■ **Data entries**
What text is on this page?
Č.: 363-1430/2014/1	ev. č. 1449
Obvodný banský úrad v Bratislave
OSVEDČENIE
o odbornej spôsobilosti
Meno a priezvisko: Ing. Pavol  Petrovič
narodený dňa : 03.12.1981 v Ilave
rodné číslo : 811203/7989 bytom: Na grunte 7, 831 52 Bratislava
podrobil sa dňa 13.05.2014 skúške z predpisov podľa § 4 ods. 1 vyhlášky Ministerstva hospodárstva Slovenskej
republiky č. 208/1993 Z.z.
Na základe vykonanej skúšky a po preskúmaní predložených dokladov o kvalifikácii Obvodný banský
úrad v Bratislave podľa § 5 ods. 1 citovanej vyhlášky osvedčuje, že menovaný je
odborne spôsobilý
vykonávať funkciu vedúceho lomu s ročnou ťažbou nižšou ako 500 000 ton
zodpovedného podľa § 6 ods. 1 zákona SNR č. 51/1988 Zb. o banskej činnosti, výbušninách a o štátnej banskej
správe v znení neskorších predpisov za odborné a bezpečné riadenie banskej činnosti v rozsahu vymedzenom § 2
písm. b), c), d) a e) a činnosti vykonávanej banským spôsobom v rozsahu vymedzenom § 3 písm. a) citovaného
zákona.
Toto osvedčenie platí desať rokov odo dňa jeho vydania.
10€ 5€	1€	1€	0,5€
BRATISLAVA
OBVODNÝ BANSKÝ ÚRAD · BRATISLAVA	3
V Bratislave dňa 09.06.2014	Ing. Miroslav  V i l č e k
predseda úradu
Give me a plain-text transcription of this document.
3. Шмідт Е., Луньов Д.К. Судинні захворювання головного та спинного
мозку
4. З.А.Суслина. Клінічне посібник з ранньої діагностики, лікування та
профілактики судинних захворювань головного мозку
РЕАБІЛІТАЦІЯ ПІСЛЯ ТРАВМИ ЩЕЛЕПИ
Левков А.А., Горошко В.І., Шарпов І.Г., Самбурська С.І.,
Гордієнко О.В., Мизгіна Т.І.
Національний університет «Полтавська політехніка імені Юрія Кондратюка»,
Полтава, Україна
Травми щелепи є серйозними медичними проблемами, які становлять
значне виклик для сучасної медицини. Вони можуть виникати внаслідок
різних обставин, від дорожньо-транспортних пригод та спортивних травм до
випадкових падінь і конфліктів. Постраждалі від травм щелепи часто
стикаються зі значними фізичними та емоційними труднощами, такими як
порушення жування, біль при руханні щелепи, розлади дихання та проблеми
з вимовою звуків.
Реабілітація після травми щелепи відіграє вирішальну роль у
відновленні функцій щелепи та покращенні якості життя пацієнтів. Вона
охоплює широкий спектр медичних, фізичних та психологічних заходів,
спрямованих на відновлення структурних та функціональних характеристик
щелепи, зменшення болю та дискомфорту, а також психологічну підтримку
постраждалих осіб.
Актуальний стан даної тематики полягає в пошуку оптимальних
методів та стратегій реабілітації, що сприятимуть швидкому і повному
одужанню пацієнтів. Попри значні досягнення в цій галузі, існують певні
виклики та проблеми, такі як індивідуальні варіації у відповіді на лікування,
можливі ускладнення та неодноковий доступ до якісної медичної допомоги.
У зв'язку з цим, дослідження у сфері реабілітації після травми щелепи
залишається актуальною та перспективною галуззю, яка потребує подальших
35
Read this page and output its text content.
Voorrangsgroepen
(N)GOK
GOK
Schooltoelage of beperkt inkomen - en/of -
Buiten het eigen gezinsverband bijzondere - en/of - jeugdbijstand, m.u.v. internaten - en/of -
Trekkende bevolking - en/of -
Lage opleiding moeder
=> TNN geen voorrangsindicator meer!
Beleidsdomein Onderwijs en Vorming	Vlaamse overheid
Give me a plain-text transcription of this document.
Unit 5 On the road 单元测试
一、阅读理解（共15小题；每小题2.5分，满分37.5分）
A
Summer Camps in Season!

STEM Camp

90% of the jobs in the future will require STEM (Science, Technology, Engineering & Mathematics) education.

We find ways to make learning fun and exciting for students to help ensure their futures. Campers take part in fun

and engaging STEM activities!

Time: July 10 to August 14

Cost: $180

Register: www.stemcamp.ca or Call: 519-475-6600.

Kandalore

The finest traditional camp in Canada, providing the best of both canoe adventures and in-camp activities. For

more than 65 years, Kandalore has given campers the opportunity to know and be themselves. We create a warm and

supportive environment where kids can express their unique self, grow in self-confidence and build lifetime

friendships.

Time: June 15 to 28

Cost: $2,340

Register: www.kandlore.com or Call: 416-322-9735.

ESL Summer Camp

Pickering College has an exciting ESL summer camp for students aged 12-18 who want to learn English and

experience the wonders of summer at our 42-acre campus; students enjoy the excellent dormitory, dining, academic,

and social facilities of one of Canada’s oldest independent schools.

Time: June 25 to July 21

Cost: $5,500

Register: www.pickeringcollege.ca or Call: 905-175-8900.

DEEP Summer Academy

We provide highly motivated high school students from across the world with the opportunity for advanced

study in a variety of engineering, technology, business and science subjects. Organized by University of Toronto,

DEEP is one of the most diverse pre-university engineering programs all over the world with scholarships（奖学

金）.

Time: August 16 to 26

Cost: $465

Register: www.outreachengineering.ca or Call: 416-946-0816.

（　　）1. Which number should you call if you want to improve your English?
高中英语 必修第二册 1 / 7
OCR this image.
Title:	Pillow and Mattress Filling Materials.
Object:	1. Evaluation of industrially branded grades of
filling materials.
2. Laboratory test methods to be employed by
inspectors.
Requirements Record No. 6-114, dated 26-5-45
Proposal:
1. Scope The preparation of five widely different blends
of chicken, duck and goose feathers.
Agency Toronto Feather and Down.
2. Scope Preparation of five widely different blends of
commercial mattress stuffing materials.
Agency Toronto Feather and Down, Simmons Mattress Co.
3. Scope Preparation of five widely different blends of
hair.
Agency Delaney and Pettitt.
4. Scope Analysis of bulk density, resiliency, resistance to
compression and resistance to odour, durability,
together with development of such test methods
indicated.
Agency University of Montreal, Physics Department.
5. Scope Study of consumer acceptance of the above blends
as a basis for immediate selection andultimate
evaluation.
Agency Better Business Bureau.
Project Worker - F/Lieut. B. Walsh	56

■ **Written exercise**
From the entries above, copy every line that holds the word "головного".

■ **Finished task**
3. Шмідт Е., Луньов Д.К. Судинні захворювання головного та спинного
профілактики судинних захворювань головного мозку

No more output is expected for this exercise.